**WHAT YOU ARE ASKED TO DO:** Each record below should appear again exactly as written.

**Structured figure records:**
— Start —
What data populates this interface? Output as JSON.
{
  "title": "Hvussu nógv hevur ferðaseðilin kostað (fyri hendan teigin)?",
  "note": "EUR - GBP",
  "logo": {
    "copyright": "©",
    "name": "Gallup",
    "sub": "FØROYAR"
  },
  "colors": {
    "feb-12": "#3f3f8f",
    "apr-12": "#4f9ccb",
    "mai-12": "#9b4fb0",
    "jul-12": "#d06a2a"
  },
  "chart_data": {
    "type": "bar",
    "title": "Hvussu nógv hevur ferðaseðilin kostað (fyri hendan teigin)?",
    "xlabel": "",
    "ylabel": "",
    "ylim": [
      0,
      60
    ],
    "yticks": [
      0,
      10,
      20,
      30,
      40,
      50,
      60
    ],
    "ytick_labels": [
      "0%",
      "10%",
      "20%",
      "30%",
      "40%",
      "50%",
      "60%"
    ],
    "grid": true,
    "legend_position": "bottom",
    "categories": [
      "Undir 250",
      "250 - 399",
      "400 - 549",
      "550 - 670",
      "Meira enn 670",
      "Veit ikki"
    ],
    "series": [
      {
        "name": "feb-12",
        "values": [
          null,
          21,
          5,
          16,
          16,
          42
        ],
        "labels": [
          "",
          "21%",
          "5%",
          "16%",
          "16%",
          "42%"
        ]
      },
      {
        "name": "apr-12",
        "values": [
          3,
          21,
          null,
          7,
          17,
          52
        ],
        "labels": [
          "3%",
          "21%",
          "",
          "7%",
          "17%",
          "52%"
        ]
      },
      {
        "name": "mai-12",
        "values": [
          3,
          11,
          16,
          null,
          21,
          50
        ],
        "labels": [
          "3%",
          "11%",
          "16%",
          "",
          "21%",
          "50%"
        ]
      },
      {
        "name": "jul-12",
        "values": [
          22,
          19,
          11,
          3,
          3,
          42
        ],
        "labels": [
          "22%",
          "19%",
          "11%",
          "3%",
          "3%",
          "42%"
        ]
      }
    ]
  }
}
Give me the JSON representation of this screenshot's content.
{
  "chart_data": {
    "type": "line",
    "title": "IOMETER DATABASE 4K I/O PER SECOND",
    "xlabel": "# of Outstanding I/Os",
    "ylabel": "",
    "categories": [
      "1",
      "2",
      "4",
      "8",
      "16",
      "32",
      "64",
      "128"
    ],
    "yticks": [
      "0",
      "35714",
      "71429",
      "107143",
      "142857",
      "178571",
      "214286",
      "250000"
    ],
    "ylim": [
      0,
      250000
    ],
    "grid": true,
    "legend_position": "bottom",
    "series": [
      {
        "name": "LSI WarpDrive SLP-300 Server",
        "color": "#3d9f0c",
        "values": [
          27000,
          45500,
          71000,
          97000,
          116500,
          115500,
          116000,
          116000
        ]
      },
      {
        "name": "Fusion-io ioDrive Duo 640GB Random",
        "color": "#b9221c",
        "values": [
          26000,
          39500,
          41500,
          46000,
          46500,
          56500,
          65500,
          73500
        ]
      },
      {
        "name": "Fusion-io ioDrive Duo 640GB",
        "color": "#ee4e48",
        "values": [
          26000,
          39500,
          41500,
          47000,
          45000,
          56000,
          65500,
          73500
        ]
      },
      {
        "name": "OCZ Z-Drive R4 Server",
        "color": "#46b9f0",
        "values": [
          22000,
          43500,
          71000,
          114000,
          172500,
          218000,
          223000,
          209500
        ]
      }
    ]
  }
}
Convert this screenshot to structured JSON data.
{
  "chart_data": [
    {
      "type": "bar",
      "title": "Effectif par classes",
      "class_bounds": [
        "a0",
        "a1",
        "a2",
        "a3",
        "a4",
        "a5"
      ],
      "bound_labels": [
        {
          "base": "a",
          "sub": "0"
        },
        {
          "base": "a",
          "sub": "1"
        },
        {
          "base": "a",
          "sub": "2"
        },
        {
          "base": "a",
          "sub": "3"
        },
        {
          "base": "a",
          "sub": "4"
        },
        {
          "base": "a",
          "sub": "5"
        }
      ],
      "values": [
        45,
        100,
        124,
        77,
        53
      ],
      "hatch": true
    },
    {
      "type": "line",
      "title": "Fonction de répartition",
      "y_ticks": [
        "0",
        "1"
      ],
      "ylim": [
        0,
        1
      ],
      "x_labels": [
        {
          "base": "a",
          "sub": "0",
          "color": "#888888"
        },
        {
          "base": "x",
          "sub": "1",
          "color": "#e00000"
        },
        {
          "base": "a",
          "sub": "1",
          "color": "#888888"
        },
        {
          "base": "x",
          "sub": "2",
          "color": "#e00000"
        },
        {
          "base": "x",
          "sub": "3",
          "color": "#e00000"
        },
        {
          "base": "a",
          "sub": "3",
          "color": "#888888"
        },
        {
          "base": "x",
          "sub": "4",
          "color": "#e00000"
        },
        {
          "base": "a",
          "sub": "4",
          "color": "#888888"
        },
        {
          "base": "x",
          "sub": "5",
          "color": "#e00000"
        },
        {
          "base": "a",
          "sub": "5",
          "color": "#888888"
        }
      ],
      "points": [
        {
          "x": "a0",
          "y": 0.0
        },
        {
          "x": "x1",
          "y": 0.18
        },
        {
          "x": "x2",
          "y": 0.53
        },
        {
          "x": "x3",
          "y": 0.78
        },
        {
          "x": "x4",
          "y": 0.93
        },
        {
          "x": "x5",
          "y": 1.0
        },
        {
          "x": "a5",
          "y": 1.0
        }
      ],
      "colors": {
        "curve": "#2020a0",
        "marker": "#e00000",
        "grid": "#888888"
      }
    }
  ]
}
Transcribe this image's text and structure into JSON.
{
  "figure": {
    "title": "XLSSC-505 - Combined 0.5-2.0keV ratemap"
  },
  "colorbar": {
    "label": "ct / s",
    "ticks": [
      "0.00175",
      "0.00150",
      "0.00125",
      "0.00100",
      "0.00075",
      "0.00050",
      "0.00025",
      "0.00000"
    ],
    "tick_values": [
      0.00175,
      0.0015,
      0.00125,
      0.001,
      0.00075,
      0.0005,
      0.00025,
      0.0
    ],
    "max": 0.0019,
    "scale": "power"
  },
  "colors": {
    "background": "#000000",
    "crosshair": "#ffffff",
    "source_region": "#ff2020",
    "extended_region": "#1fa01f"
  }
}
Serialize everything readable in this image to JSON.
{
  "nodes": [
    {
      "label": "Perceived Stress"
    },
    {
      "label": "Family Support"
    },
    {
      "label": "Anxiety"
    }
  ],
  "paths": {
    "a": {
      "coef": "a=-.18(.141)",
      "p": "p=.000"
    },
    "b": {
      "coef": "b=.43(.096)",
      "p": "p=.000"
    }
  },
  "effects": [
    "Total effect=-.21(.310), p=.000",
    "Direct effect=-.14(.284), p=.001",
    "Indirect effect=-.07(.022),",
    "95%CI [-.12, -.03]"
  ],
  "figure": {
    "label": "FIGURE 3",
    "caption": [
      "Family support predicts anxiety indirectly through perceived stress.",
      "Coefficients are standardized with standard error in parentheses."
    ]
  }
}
— End —
**EXPECTED ANSWER:**
What data populates this interface? Output as JSON.
{
  "title": "Hvussu nógv hevur ferðaseðilin kostað (fyri hendan teigin)?",
  "note": "EUR - GBP",
  "logo": {
    "copyright": "©",
    "name": "Gallup",
    "sub": "FØROYAR"
  },
  "colors": {
    "feb-12": "#3f3f8f",
    "apr-12": "#4f9ccb",
    "mai-12": "#9b4fb0",
    "jul-12": "#d06a2a"
  },
  "chart_data": {
    "type": "bar",
    "title": "Hvussu nógv hevur ferðaseðilin kostað (fyri hendan teigin)?",
    "xlabel": "",
    "ylabel": "",
    "ylim": [
      0,
      60
    ],
    "yticks": [
      0,
      10,
      20,
      30,
      40,
      50,
      60
    ],
    "ytick_labels": [
      "0%",
      "10%",
      "20%",
      "30%",
      "40%",
      "50%",
      "60%"
    ],
    "grid": true,
    "legend_position": "bottom",
    "categories": [
      "Undir 250",
      "250 - 399",
      "400 - 549",
      "550 - 670",
      "Meira enn 670",
      "Veit ikki"
    ],
    "series": [
      {
        "name": "feb-12",
        "values": [
          null,
          21,
          5,
          16,
          16,
          42
        ],
        "labels": [
          "",
          "21%",
          "5%",
          "16%",
          "16%",
          "42%"
        ]
      },
      {
        "name": "apr-12",
        "values": [
          3,
          21,
          null,
          7,
          17,
          52
        ],
        "labels": [
          "3%",
          "21%",
          "",
          "7%",
          "17%",
          "52%"
        ]
      },
      {
        "name": "mai-12",
        "values": [
          3,
          11,
          16,
          null,
          21,
          50
        ],
        "labels": [
          "3%",
          "11%",
          "16%",
          "",
          "21%",
          "50%"
        ]
      },
      {
        "name": "jul-12",
        "values": [
          22,
          19,
          11,
          3,
          3,
          42
        ],
        "labels": [
          "22%",
          "19%",
          "11%",
          "3%",
          "3%",
          "42%"
        ]
      }
    ]
  }
}
Give me the JSON representation of this screenshot's content.
{
  "chart_data": {
    "type": "line",
    "title": "IOMETER DATABASE 4K I/O PER SECOND",
    "xlabel": "# of Outstanding I/Os",
    "ylabel": "",
    "categories": [
      "1",
      "2",
      "4",
      "8",
      "16",
      "32",
      "64",
      "128"
    ],
    "yticks": [
      "0",
      "35714",
      "71429",
      "107143",
      "142857",
      "178571",
      "214286",
      "250000"
    ],
    "ylim": [
      0,
      250000
    ],
    "grid": true,
    "legend_position": "bottom",
    "series": [
      {
        "name": "LSI WarpDrive SLP-300 Server",
        "color": "#3d9f0c",
        "values": [
          27000,
          45500,
          71000,
          97000,
          116500,
          115500,
          116000,
          116000
        ]
      },
      {
        "name": "Fusion-io ioDrive Duo 640GB Random",
        "color": "#b9221c",
        "values": [
          26000,
          39500,
          41500,
          46000,
          46500,
          56500,
          65500,
          73500
        ]
      },
      {
        "name": "Fusion-io ioDrive Duo 640GB",
        "color": "#ee4e48",
        "values": [
          26000,
          39500,
          41500,
          47000,
          45000,
          56000,
          65500,
          73500
        ]
      },
      {
        "name": "OCZ Z-Drive R4 Server",
        "color": "#46b9f0",
        "values": [
          22000,
          43500,
          71000,
          114000,
          172500,
          218000,
          223000,
          209500
        ]
      }
    ]
  }
}
Convert this screenshot to structured JSON data.
{
  "chart_data": [
    {
      "type": "bar",
      "title": "Effectif par classes",
      "class_bounds": [
        "a0",
        "a1",
        "a2",
        "a3",
        "a4",
        "a5"
      ],
      "bound_labels": [
        {
          "base": "a",
          "sub": "0"
        },
        {
          "base": "a",
          "sub": "1"
        },
        {
          "base": "a",
          "sub": "2"
        },
        {
          "base": "a",
          "sub": "3"
        },
        {
          "base": "a",
          "sub": "4"
        },
        {
          "base": "a",
          "sub": "5"
        }
      ],
      "values": [
        45,
        100,
        124,
        77,
        53
      ],
      "hatch": true
    },
    {
      "type": "line",
      "title": "Fonction de répartition",
      "y_ticks": [
        "0",
        "1"
      ],
      "ylim": [
        0,
        1
      ],
      "x_labels": [
        {
          "base": "a",
          "sub": "0",
          "color": "#888888"
        },
        {
          "base": "x",
          "sub": "1",
          "color": "#e00000"
        },
        {
          "base": "a",
          "sub": "1",
          "color": "#888888"
        },
        {
          "base": "x",
          "sub": "2",
          "color": "#e00000"
        },
        {
          "base": "x",
          "sub": "3",
          "color": "#e00000"
        },
        {
          "base": "a",
          "sub": "3",
          "color": "#888888"
        },
        {
          "base": "x",
          "sub": "4",
          "color": "#e00000"
        },
        {
          "base": "a",
          "sub": "4",
          "color": "#888888"
        },
        {
          "base": "x",
          "sub": "5",
          "color": "#e00000"
        },
        {
          "base": "a",
          "sub": "5",
          "color": "#888888"
        }
      ],
      "points": [
        {
          "x": "a0",
          "y": 0.0
        },
        {
          "x": "x1",
          "y": 0.18
        },
        {
          "x": "x2",
          "y": 0.53
        },
        {
          "x": "x3",
          "y": 0.78
        },
        {
          "x": "x4",
          "y": 0.93
        },
        {
          "x": "x5",
          "y": 1.0
        },
        {
          "x": "a5",
          "y": 1.0
        }
      ],
      "colors": {
        "curve": "#2020a0",
        "marker": "#e00000",
        "grid": "#888888"
      }
    }
  ]
}
Transcribe this image's text and structure into JSON.
{
  "figure": {
    "title": "XLSSC-505 - Combined 0.5-2.0keV ratemap"
  },
  "colorbar": {
    "label": "ct / s",
    "ticks": [
      "0.00175",
      "0.00150",
      "0.00125",
      "0.00100",
      "0.00075",
      "0.00050",
      "0.00025",
      "0.00000"
    ],
    "tick_values": [
      0.00175,
      0.0015,
      0.00125,
      0.001,
      0.00075,
      0.0005,
      0.00025,
      0.0
    ],
    "max": 0.0019,
    "scale": "power"
  },
  "colors": {
    "background": "#000000",
    "crosshair": "#ffffff",
    "source_region": "#ff2020",
    "extended_region": "#1fa01f"
  }
}
Serialize everything readable in this image to JSON.
{
  "nodes": [
    {
      "label": "Perceived Stress"
    },
    {
      "label": "Family Support"
    },
    {
      "label": "Anxiety"
    }
  ],
  "paths": {
    "a": {
      "coef": "a=-.18(.141)",
      "p": "p=.000"
    },
    "b": {
      "coef": "b=.43(.096)",
      "p": "p=.000"
    }
  },
  "effects": [
    "Total effect=-.21(.310), p=.000",
    "Direct effect=-.14(.284), p=.001",
    "Indirect effect=-.07(.022),",
    "95%CI [-.12, -.03]"
  ],
  "figure": {
    "label": "FIGURE 3",
    "caption": [
      "Family support predicts anxiety indirectly through perceived stress.",
      "Coefficients are standardized with standard error in parentheses."
    ]
  }
}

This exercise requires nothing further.